## GIVEN REQUEST
Output the rows below as a JSON list of strings, one string per line and no blank lines. Start at the line containing "list 24 of the" and end at the line containing "plot-frame [14, 14, 750, 749]", keeping both of those lines.

Dataset items:
(begin)

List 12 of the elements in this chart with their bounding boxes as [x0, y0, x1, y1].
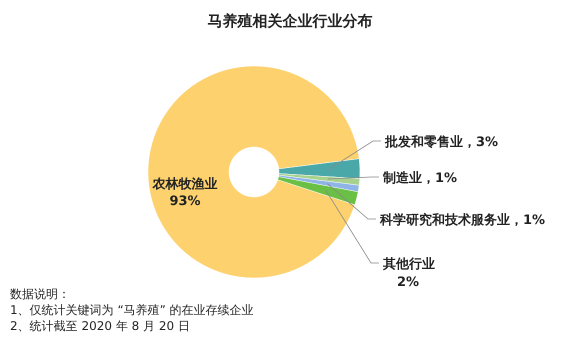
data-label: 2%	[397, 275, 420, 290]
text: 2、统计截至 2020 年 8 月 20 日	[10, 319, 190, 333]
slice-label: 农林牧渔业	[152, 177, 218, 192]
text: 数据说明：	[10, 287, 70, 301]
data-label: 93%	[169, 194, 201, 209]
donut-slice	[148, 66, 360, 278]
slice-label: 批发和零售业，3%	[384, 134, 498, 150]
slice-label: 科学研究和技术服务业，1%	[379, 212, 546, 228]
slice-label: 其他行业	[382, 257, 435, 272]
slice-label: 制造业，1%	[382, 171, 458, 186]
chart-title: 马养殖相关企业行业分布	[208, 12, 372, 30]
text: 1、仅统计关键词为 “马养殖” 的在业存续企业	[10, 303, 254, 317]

(end)
(begin)

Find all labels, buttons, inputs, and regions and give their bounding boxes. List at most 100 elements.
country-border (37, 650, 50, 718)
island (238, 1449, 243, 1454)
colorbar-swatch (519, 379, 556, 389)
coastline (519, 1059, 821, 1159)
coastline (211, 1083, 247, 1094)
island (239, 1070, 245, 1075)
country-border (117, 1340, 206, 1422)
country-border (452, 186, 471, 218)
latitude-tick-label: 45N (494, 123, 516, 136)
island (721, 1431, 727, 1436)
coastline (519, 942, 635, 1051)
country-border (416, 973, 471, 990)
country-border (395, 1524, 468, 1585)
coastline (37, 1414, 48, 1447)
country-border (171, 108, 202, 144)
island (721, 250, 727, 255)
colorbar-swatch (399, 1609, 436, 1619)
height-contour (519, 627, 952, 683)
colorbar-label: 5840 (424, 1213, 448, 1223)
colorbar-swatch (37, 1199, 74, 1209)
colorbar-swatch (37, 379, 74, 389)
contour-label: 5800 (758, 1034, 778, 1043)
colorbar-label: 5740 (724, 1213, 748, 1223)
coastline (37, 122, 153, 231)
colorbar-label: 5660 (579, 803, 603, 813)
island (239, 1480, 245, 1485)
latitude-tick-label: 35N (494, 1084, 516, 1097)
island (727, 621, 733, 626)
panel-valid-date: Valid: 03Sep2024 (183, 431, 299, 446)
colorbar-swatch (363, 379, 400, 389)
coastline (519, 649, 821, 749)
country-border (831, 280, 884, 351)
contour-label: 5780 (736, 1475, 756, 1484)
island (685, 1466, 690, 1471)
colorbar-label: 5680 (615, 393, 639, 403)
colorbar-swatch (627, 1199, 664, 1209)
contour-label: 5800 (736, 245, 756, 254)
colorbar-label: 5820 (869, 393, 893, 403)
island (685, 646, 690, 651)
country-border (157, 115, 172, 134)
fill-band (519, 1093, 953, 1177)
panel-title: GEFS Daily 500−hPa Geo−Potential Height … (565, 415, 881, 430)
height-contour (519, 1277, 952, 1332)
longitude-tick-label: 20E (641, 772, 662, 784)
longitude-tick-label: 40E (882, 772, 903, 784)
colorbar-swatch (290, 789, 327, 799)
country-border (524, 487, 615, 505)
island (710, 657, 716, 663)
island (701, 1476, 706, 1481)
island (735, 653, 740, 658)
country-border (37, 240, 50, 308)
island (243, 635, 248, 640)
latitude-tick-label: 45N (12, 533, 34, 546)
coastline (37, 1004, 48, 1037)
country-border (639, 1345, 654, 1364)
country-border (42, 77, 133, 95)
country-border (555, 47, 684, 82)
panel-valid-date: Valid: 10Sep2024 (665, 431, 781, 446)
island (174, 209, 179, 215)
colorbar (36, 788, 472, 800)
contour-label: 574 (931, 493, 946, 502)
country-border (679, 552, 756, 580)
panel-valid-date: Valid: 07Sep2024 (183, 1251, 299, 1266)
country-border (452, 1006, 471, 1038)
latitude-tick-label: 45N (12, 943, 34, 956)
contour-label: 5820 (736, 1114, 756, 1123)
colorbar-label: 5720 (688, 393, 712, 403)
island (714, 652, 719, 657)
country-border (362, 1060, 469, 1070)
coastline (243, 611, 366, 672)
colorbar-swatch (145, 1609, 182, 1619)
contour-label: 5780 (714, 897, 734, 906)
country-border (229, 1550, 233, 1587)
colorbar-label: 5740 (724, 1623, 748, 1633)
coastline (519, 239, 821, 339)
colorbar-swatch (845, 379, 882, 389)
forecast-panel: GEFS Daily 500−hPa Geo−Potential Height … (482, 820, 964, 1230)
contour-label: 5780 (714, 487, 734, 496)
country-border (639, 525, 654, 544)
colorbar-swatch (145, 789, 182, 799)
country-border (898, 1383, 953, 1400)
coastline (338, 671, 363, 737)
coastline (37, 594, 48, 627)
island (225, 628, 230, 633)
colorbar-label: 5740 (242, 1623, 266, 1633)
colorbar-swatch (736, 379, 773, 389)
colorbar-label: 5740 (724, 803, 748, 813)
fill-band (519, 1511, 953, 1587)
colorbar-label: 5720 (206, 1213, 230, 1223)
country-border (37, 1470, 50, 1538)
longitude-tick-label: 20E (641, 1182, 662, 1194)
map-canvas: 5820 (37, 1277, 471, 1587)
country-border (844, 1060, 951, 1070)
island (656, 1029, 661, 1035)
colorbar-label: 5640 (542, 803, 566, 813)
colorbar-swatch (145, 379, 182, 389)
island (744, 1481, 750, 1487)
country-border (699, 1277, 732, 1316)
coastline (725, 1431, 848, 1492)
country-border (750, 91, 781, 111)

(end)
(begin)

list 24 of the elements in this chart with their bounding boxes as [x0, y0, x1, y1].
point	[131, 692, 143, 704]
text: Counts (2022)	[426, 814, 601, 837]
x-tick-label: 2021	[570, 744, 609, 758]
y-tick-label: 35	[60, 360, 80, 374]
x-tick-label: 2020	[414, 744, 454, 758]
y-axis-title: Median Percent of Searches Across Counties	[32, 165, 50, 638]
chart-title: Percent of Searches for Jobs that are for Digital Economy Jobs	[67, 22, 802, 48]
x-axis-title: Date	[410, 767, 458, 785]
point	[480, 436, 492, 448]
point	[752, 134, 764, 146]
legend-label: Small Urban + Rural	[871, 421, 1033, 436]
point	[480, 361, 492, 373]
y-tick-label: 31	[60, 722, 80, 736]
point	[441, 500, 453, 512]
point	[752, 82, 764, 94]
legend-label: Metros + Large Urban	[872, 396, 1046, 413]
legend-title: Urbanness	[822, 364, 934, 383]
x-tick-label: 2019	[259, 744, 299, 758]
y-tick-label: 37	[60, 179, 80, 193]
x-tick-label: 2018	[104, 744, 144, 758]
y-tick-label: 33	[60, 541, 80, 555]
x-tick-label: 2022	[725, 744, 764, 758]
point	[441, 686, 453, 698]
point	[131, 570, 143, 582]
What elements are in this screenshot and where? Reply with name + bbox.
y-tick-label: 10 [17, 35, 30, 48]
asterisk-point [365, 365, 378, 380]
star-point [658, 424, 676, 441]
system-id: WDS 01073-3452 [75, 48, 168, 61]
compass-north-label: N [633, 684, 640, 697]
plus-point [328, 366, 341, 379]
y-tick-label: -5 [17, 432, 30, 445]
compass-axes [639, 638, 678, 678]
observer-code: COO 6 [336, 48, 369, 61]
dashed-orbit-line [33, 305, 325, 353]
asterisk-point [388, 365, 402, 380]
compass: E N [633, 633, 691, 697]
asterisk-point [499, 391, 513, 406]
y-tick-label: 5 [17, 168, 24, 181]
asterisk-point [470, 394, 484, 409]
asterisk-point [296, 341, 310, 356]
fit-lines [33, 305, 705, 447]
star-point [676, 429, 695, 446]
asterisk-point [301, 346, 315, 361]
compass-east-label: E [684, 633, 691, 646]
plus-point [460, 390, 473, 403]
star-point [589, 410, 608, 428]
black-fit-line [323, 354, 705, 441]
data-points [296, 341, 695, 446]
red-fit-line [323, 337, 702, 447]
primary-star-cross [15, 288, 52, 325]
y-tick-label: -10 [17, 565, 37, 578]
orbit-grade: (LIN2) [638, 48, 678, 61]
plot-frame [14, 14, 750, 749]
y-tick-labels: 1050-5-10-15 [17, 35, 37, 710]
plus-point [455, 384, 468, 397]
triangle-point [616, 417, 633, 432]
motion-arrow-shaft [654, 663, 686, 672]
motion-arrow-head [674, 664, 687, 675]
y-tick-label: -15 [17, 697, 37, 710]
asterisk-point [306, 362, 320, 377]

(end)

## COMPLETE OUTPUT
[
  "list 24 of the elements in this chart with their bounding boxes as [x0, y0, x1, y1].",
  "point\t[131, 692, 143, 704]",
  "text: Counts (2022)\t[426, 814, 601, 837]",
  "x-tick-label: 2021\t[570, 744, 609, 758]",
  "y-tick-label: 35\t[60, 360, 80, 374]",
  "x-tick-label: 2020\t[414, 744, 454, 758]",
  "y-axis-title: Median Percent of Searches Across Counties\t[32, 165, 50, 638]",
  "chart-title: Percent of Searches for Jobs that are for Digital Economy Jobs\t[67, 22, 802, 48]",
  "x-axis-title: Date\t[410, 767, 458, 785]",
  "point\t[480, 436, 492, 448]",
  "point\t[752, 134, 764, 146]",
  "legend-label: Small Urban + Rural\t[871, 421, 1033, 436]",
  "point\t[480, 361, 492, 373]",
  "y-tick-label: 31\t[60, 722, 80, 736]",
  "point\t[441, 500, 453, 512]",
  "point\t[752, 82, 764, 94]",
  "legend-label: Metros + Large Urban\t[872, 396, 1046, 413]",
  "legend-title: Urbanness\t[822, 364, 934, 383]",
  "x-tick-label: 2019\t[259, 744, 299, 758]",
  "y-tick-label: 37\t[60, 179, 80, 193]",
  "x-tick-label: 2018\t[104, 744, 144, 758]",
  "y-tick-label: 33\t[60, 541, 80, 555]",
  "x-tick-label: 2022\t[725, 744, 764, 758]",
  "point\t[441, 686, 453, 698]",
  "point\t[131, 570, 143, 582]",
  "What elements are in this screenshot and where? Reply with name + bbox.",
  "y-tick-label: 10 [17, 35, 30, 48]",
  "asterisk-point [365, 365, 378, 380]",
  "star-point [658, 424, 676, 441]",
  "system-id: WDS 01073-3452 [75, 48, 168, 61]",
  "compass-north-label: N [633, 684, 640, 697]",
  "plus-point [328, 366, 341, 379]",
  "y-tick-label: -5 [17, 432, 30, 445]",
  "compass-axes [639, 638, 678, 678]",
  "observer-code: COO 6 [336, 48, 369, 61]",
  "dashed-orbit-line [33, 305, 325, 353]",
  "asterisk-point [388, 365, 402, 380]",
  "compass: E N [633, 633, 691, 697]",
  "asterisk-point [499, 391, 513, 406]",
  "y-tick-label: 5 [17, 168, 24, 181]",
  "asterisk-point [470, 394, 484, 409]",
  "asterisk-point [296, 341, 310, 356]",
  "fit-lines [33, 305, 705, 447]",
  "star-point [676, 429, 695, 446]",
  "asterisk-point [301, 346, 315, 361]",
  "compass-east-label: E [684, 633, 691, 646]",
  "plus-point [460, 390, 473, 403]",
  "star-point [589, 410, 608, 428]",
  "black-fit-line [323, 354, 705, 441]",
  "data-points [296, 341, 695, 446]",
  "red-fit-line [323, 337, 702, 447]",
  "primary-star-cross [15, 288, 52, 325]",
  "y-tick-label: -10 [17, 565, 37, 578]",
  "orbit-grade: (LIN2) [638, 48, 678, 61]",
  "plot-frame [14, 14, 750, 749]"
]